▶ Excerpt provided
————————
And, even today, Smith, born and raised a Catholic, is full of provocative remarks. He says he considered having his heroine, Bethany, drunk throughout the film, but that "having the main Catholic representative constantly drunk would have been a bit too honest".

On his mother's devotion he has this to say: "She goes every morning at 7.30 to get a quick fix, she's like a junkie!" He seems to have far more sympathy with his father, who goes to church on Sundays but is not "that happy about it any more. He had two strokes and he was like (puts on an exasperated voice) `Oh Lord... ' "

Once again, Smith is casting the women in his life as active and the men as passive, even as he shoots off his own witty mouth. It's a habit he can't seem to break. In Dogma, Bethany is played by Linda Fiorentino, the dark-eyed, jagged-edged star of John Dahl's The Last Seduction. When I ask how he and Fiorentino got along, Smith says: "She's probably the most difficult performer/actor that I've ever worked with." Guess what she was? Yep - bossy.

"She had this sense of injustice," he explains wearily. "It didn't sit well with her that she had cleared her schedule for months to do the movie and yet other actors were popping off to go and do other flicks." It's clear from what Smith says that Ben Affleck (who plays a disaffected angel) was Fiorentino's main target. "He'd just won an Oscar," says Smith, "and I didn't want to hold the dude back. I was like: `You want me to fire Ben? Number one, he's my friend. Number two, I understand why he's doing it.'

"She could have - and probably did, knowing Linda - seen it as a sign of weakness on my part, but I think it was understanding." He tries to get himself more comfortable on the floor, fails, and returns somewhat downcast to the sofa.

But she's so good in the film, I say. She's crucial to the film's best scene, in which she and Affleck (appropriately enough) begin by flirting with each other and end up spewing insults. It's wonderfully dark, and dripping with sexual unease. "Well, yeah, I re-wrote the whole script after I met her," agrees Smith. "I only met her as a courtesy to Miramax but after two hours with her, hearing all these horrible stories about her past - I mean, I've never seen anyone open up as much, I was like `lady, I just met you' - I walked away from the meeting thinking that she should be the lead."

So it can't have been that bad, I say. And she did let you make all those jokes about her flat chest. Smith's jaw drops somewhat. "Well, you reach a certain point in your life..." he laughs nervously. "I don't think she goes home weeping, saying: `where are my tits?' And what she lacks in cleavage, she makes up for in moxy - and moxy goes a long way."

How appropriate it is that Smith's favourite saint is Sir Thomas More, a man who lost his head for speaking his mind. And how fitting it is that Smith pops up in his movies as Silent Bob, a grebo who barely gets a line a film. In the world according to Smith, women do all the shouting, the seducing, the (over-) selling, the bossing, the exploding - all with the best of intentions, on behalf of their chosen ones. Good men just don't do it that way; on behalf of us all, they sacrifice their voice (Thomas More and Silent Bob are soul brothers).

Smith may have a problem with powerful women, but he has an even bigger one with top-dog men. And that's what makes him seem both subversive and adolescent as a filmmaker. He's very much in the latter mode as we say goodbye. "All that stuff about Linda's tits - that was pretty amazing," he says. "You've set a good tone for the rest of the day."
————————
▶ Given instruction A
In the Dogma interview excerpt, which saint is Smith's favorite?
▶ Given instruction B
Using the Dogma interview excerpt, decide whether each statement agrees with it: (i) Smith rewrote the whole script after meeting Fiorentino; (ii) Smith's father goes to church every morning; (iii) Ben Affleck plays a disaffected angel. Answer yes or no for each and quote the deciding words.
▶ Given instruction C
Reproduce the passage of the Dogma interview excerpt that begins with the words "How appropriate it" and ends with "are soul brothers).".

▶ Data lines
————————
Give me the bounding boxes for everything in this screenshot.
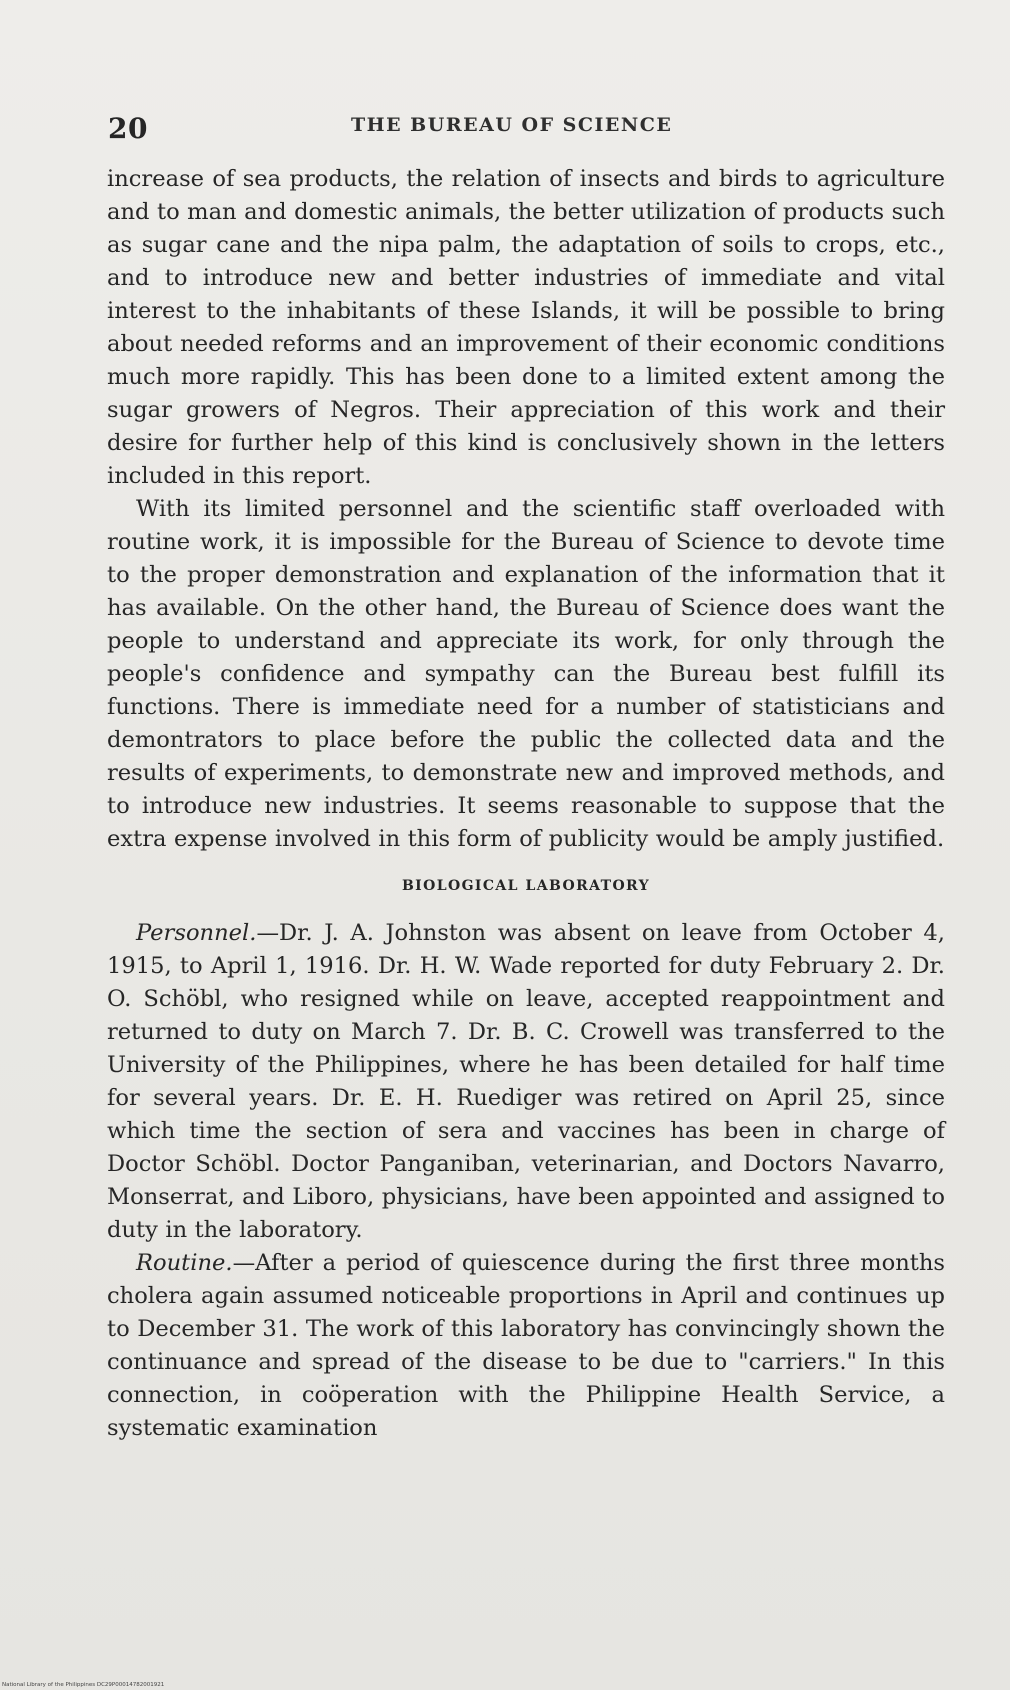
————————
▶ Exercise response A
Sir Thomas More.

▶ Exercise response B
(i) Yes: "I re-wrote the whole script after I met her"
(ii) No: "who goes to church on Sundays"
(iii) Yes: "who plays a disaffected angel"

▶ Exercise response C
How appropriate it is that Smith's favourite saint is Sir Thomas More, a man who lost his head for speaking his mind. And how fitting it is that Smith pops up in his movies as Silent Bob, a grebo who barely gets a line a film. In the world according to Smith, women do all the shouting, the seducing, the (over-) selling, the bossing, the exploding - all with the best of intentions, on behalf of their chosen ones. Good men just don't do it that way; on behalf of us all, they sacrifice their voice (Thomas More and Silent Bob are soul brothers).